### PROVIDED PASSAGE
- - -

Doug Bagley's Great Language Shootout says that O'Caml and GCC get about
the same performance for Matrix-Matrix Multiplication (MMM). I'm seeing
somewhat different results for my code. In particular, on my machine
(1.2GHz PIIIM, 256M), the O'Caml version of the code is 6 times slower
than the C version.

The codes are attached. A few of the differences between my code and
Doug's code is that I have tiled the loops and I use constants for the
matrices and the blocksize. I have not (yet) hoisted the invariant
expressions.

Looking at the assembly produced by O'Caml and GCC, it appears that GCC
is performance loop unrolling (as requested with -funroll-loops) and
strength reduction in the inner loops. I can easily see why these two
optimizations can result in such a tremendous performance difference.

My question is this: I can obviously performance loop unrolling myself
by hand - does ocamlopt perform strength reduction? Is there anyway that
I can get the O'Caml code to close to the performance of the C code?

I can provide additonal information about my set up if that would help.

Thanks.

- - -

### GIVEN DATA
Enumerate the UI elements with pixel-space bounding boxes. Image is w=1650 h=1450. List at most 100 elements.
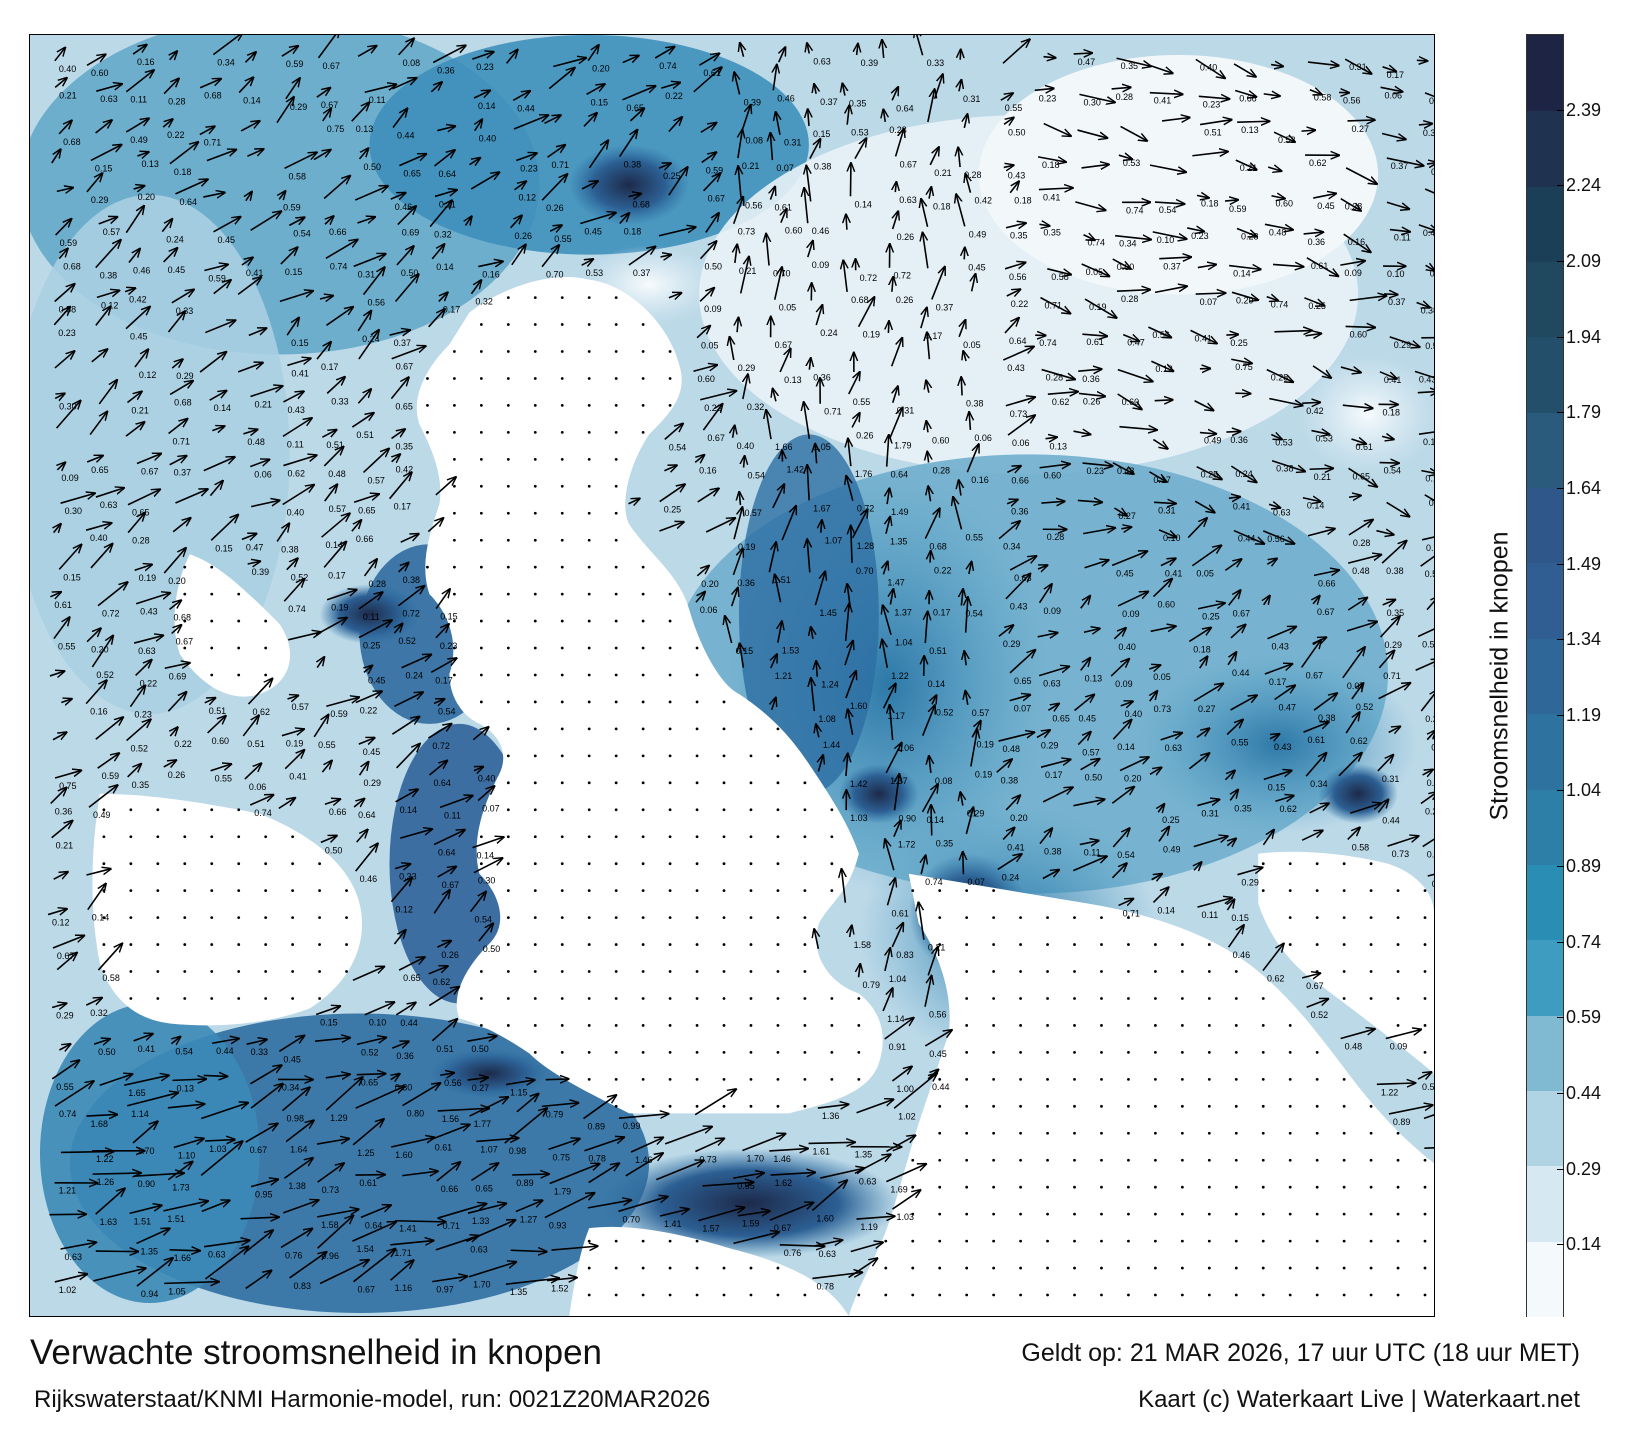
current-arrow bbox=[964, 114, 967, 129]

- - -

### GIVEN EXERCISE A
List each loop optimization named in the post on O'Caml versus C matrix multiplication performance, including those the writer did not apply.
### GIVEN EXERCISE B
Carry on the post on O'Caml versus C matrix multiplication performance from its final line.

### ANSWER A
- Loop tiling
- Hoisting invariant expressions
- Loop unrolling
- Strength reduction

### ANSWER B
quimby-xp$ uname -a
CYGWIN_NT-5.1 QUIMBY-XP 1.3.13(0.62/3/2) 2002-10-13 23:15 i686 unknown
quimby-xp$ ocamlopt.opt -v
The Objective Caml native-code compiler, version 3.06
Standard library directory: /usr/local/ocaml/lib/ocaml
quimby-xp$ gcc --version
gcc (GCC) 3.2 20020818 (prerelease)
Copyright (C) 2002 Free Software Foundation, Inc.
This is free software; see the source for copying conditions.  There is NO
warranty; not even for MERCHANTABILITY or FITNESS FOR A PARTICULAR PURPOSE.

quimby-xp$ ocamlopt.opt -S -o mmm_ml.exe unix.cmxa mmm_ml.ml
quimby-xp$ gcc -O4 -funroll-loops -o mmm_c.exe mmm_c.c
quimby-xp$ ./mmm_ml
(* 86.83 mflops *)
quimby-xp$ ./mmm_ml
(* 88.16 mflops *)
quimby-xp$ ./mmm_ml
(* 89.07 mflops *)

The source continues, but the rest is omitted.